Excerpt from a dataset:
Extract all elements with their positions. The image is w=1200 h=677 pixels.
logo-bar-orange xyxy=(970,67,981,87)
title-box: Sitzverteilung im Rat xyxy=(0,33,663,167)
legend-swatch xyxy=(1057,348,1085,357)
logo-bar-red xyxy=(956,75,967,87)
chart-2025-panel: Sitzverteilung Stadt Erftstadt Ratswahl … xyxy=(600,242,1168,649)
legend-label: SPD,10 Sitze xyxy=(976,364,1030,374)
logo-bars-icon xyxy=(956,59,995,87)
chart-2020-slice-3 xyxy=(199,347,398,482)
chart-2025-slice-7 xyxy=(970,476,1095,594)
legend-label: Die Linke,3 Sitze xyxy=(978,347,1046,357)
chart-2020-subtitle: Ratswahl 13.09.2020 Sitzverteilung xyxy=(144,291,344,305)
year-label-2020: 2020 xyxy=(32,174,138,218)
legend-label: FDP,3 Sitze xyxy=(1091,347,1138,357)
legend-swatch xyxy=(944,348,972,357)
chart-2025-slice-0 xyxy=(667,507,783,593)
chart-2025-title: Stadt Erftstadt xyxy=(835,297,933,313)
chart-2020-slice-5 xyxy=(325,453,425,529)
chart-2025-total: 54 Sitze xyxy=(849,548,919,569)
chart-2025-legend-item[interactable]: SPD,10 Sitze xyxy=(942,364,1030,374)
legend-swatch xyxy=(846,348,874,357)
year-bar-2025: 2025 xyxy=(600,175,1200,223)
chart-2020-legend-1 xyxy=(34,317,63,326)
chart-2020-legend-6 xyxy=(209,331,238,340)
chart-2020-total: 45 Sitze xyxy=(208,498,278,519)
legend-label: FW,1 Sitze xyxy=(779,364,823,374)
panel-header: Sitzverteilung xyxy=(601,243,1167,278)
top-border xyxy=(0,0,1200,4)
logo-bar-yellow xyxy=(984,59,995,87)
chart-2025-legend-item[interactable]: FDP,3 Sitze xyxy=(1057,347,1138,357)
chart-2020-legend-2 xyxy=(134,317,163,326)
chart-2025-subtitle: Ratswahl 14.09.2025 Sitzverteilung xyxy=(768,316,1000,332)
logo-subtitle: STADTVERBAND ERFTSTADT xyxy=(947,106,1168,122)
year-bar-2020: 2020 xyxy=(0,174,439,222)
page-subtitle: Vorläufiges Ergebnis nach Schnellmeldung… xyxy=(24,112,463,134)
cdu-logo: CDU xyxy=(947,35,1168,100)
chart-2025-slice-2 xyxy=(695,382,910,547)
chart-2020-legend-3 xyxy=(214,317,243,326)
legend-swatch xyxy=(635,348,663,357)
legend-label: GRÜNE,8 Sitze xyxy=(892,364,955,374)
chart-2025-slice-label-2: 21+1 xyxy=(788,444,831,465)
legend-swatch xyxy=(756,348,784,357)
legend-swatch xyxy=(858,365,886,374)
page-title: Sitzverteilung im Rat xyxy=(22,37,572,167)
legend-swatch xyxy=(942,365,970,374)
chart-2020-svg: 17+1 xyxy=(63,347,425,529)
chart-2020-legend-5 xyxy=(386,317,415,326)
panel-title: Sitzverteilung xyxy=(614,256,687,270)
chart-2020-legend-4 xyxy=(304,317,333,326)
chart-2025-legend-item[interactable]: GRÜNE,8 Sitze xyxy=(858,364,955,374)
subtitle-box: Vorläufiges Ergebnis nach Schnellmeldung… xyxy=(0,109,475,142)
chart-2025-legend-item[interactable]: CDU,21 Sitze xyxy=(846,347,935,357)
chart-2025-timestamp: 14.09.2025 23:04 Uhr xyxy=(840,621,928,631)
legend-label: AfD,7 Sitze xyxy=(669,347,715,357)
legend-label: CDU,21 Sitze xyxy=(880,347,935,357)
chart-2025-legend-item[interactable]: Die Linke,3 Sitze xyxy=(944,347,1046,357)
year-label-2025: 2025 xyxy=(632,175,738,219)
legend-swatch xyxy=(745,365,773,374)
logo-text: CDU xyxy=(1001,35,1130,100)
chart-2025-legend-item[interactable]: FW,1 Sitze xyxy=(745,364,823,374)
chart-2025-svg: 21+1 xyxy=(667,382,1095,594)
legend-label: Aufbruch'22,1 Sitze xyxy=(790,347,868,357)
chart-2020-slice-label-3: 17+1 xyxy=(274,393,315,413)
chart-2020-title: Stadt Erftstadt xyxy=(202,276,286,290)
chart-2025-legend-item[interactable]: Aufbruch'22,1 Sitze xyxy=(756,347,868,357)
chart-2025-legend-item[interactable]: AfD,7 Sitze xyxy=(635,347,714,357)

Aim: Rewrite the rows above so that every "Sitzverteilung" is renamed "Sitzaufteilung", leaving everything else as it is.

Response to this exercise:
Extract all elements with their positions. The image is w=1200 h=677 pixels.
logo-bar-orange xyxy=(970,67,981,87)
title-box: Sitzaufteilung im Rat xyxy=(0,33,663,167)
legend-swatch xyxy=(1057,348,1085,357)
logo-bar-red xyxy=(956,75,967,87)
chart-2025-panel: Sitzaufteilung Stadt Erftstadt Ratswahl … xyxy=(600,242,1168,649)
legend-label: SPD,10 Sitze xyxy=(976,364,1030,374)
logo-bars-icon xyxy=(956,59,995,87)
chart-2020-slice-3 xyxy=(199,347,398,482)
chart-2025-slice-7 xyxy=(970,476,1095,594)
legend-label: Die Linke,3 Sitze xyxy=(978,347,1046,357)
chart-2020-subtitle: Ratswahl 13.09.2020 Sitzaufteilung xyxy=(144,291,344,305)
year-label-2020: 2020 xyxy=(32,174,138,218)
legend-label: FDP,3 Sitze xyxy=(1091,347,1138,357)
legend-swatch xyxy=(944,348,972,357)
chart-2025-slice-0 xyxy=(667,507,783,593)
chart-2025-title: Stadt Erftstadt xyxy=(835,297,933,313)
chart-2020-slice-5 xyxy=(325,453,425,529)
chart-2025-total: 54 Sitze xyxy=(849,548,919,569)
chart-2025-legend-item[interactable]: SPD,10 Sitze xyxy=(942,364,1030,374)
legend-swatch xyxy=(846,348,874,357)
year-bar-2025: 2025 xyxy=(600,175,1200,223)
chart-2020-legend-1 xyxy=(34,317,63,326)
chart-2020-legend-6 xyxy=(209,331,238,340)
chart-2020-total: 45 Sitze xyxy=(208,498,278,519)
legend-label: FW,1 Sitze xyxy=(779,364,823,374)
panel-header: Sitzaufteilung xyxy=(601,243,1167,278)
top-border xyxy=(0,0,1200,4)
logo-bar-yellow xyxy=(984,59,995,87)
chart-2025-legend-item[interactable]: FDP,3 Sitze xyxy=(1057,347,1138,357)
chart-2020-legend-2 xyxy=(134,317,163,326)
chart-2025-subtitle: Ratswahl 14.09.2025 Sitzaufteilung xyxy=(768,316,1000,332)
logo-subtitle: STADTVERBAND ERFTSTADT xyxy=(947,106,1168,122)
year-bar-2020: 2020 xyxy=(0,174,439,222)
page-subtitle: Vorläufiges Ergebnis nach Schnellmeldung… xyxy=(24,112,463,134)
cdu-logo: CDU xyxy=(947,35,1168,100)
chart-2025-slice-2 xyxy=(695,382,910,547)
chart-2020-legend-3 xyxy=(214,317,243,326)
legend-swatch xyxy=(635,348,663,357)
legend-label: GRÜNE,8 Sitze xyxy=(892,364,955,374)
chart-2025-slice-label-2: 21+1 xyxy=(788,444,831,465)
legend-swatch xyxy=(756,348,784,357)
legend-swatch xyxy=(858,365,886,374)
page-title: Sitzaufteilung im Rat xyxy=(22,37,572,167)
legend-swatch xyxy=(942,365,970,374)
chart-2020-svg: 17+1 xyxy=(63,347,425,529)
chart-2020-legend-5 xyxy=(386,317,415,326)
panel-title: Sitzaufteilung xyxy=(614,256,687,270)
chart-2020-legend-4 xyxy=(304,317,333,326)
chart-2025-legend-item[interactable]: GRÜNE,8 Sitze xyxy=(858,364,955,374)
subtitle-box: Vorläufiges Ergebnis nach Schnellmeldung… xyxy=(0,109,475,142)
chart-2025-legend-item[interactable]: CDU,21 Sitze xyxy=(846,347,935,357)
chart-2025-timestamp: 14.09.2025 23:04 Uhr xyxy=(840,621,928,631)
legend-label: AfD,7 Sitze xyxy=(669,347,715,357)
legend-label: CDU,21 Sitze xyxy=(880,347,935,357)
chart-2025-legend-item[interactable]: Die Linke,3 Sitze xyxy=(944,347,1046,357)
year-label-2025: 2025 xyxy=(632,175,738,219)
legend-swatch xyxy=(745,365,773,374)
logo-text: CDU xyxy=(1001,35,1130,100)
chart-2025-legend-item[interactable]: FW,1 Sitze xyxy=(745,364,823,374)
chart-2025-svg: 21+1 xyxy=(667,382,1095,594)
legend-label: Aufbruch'22,1 Sitze xyxy=(790,347,868,357)
chart-2020-slice-label-3: 17+1 xyxy=(274,393,315,413)
chart-2020-title: Stadt Erftstadt xyxy=(202,276,286,290)
chart-2025-legend-item[interactable]: Aufbruch'22,1 Sitze xyxy=(756,347,868,357)
chart-2025-legend-item[interactable]: AfD,7 Sitze xyxy=(635,347,714,357)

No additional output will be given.